## Problem details
Filter the data for "Graz" and copy matching lines.

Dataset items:
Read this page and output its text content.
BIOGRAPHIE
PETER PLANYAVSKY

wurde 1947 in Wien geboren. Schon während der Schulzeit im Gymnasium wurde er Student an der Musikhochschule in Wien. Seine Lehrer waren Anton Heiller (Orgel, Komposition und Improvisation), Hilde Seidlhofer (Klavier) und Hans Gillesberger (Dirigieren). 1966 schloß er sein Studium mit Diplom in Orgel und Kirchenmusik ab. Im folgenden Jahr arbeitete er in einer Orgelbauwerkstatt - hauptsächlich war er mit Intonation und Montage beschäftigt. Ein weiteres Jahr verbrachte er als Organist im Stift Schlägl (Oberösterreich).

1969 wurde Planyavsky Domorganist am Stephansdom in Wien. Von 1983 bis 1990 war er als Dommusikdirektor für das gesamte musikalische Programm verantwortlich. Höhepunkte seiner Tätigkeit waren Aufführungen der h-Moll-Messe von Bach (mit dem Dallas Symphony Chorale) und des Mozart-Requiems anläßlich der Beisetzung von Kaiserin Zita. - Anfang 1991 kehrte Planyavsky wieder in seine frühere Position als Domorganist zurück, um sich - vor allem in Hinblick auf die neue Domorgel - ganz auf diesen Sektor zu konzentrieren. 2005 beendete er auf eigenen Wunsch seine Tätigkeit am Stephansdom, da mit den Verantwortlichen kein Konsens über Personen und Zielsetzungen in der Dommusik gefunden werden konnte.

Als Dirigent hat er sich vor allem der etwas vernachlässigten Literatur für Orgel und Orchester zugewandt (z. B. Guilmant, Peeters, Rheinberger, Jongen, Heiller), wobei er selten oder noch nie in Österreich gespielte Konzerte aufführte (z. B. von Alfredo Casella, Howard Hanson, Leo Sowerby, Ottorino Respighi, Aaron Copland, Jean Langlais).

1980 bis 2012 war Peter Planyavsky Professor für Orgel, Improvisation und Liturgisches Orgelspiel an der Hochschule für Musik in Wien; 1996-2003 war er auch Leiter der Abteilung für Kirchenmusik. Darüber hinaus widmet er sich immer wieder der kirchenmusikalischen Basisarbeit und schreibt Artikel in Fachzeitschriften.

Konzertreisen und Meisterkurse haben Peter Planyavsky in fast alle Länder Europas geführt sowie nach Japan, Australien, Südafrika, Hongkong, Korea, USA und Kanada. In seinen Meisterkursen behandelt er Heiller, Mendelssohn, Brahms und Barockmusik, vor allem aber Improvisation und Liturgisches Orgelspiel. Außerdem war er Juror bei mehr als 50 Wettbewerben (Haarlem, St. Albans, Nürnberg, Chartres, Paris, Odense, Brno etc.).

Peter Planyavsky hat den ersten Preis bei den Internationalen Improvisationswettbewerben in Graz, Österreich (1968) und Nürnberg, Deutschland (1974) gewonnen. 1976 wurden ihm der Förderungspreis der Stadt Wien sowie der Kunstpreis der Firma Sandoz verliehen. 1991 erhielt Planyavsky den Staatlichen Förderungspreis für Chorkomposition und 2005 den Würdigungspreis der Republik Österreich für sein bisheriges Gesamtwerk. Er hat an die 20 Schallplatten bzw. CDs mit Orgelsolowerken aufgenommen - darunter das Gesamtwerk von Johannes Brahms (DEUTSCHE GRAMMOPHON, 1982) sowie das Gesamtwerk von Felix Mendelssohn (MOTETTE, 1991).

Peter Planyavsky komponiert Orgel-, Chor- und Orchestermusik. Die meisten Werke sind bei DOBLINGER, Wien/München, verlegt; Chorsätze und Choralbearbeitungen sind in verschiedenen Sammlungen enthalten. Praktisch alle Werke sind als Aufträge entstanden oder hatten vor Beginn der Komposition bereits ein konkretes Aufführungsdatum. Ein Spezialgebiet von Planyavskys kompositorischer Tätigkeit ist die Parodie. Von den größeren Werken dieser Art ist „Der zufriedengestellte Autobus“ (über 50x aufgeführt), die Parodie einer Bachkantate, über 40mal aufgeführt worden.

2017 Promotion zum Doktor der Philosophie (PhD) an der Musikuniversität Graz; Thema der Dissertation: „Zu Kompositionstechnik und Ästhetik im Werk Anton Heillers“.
--
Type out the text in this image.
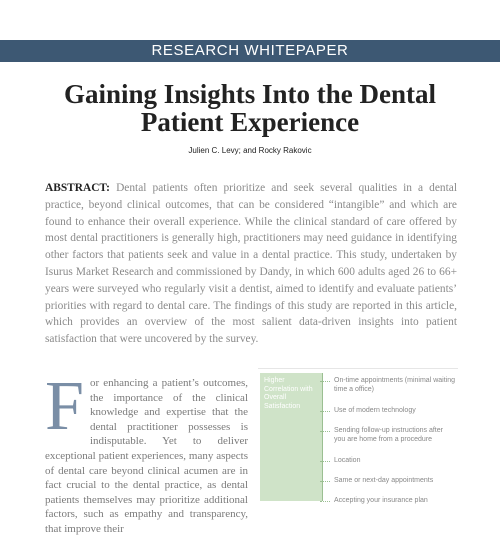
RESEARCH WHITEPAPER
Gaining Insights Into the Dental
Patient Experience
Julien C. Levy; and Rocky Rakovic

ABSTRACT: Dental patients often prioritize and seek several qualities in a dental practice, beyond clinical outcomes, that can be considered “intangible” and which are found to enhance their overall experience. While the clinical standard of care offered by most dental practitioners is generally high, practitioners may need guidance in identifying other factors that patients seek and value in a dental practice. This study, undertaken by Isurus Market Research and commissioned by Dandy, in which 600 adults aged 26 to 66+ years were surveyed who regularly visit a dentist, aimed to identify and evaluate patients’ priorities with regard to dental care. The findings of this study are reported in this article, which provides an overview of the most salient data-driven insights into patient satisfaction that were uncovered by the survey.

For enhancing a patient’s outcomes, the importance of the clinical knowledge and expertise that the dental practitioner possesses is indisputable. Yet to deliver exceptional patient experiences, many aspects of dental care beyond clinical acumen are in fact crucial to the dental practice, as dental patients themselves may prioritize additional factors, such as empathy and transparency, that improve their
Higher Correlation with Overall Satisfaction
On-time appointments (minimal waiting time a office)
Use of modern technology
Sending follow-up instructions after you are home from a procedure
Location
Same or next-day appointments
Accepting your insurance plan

## Answer for this exercise
Peter Planyavsky hat den ersten Preis bei den Internationalen Improvisationswettbewerben in Graz, Österreich (1968) und Nürnberg, Deutschland (1974) gewonnen. 1976 wurden ihm der Förderungspreis der Stadt Wien sowie der Kunstpreis der Firma Sandoz verliehen. 1991 erhielt Planyavsky den Staatlichen Förderungspreis für Chorkomposition und 2005 den Würdigungspreis der Republik Österreich für sein bisheriges Gesamtwerk. Er hat an die 20 Schallplatten bzw. CDs mit Orgelsolowerken aufgenommen - darunter das Gesamtwerk von Johannes Brahms (DEUTSCHE GRAMMOPHON, 1982) sowie das Gesamtwerk von Felix Mendelssohn (MOTETTE, 1991).
2017 Promotion zum Doktor der Philosophie (PhD) an der Musikuniversität Graz; Thema der Dissertation: „Zu Kompositionstechnik und Ästhetik im Werk Anton Heillers“.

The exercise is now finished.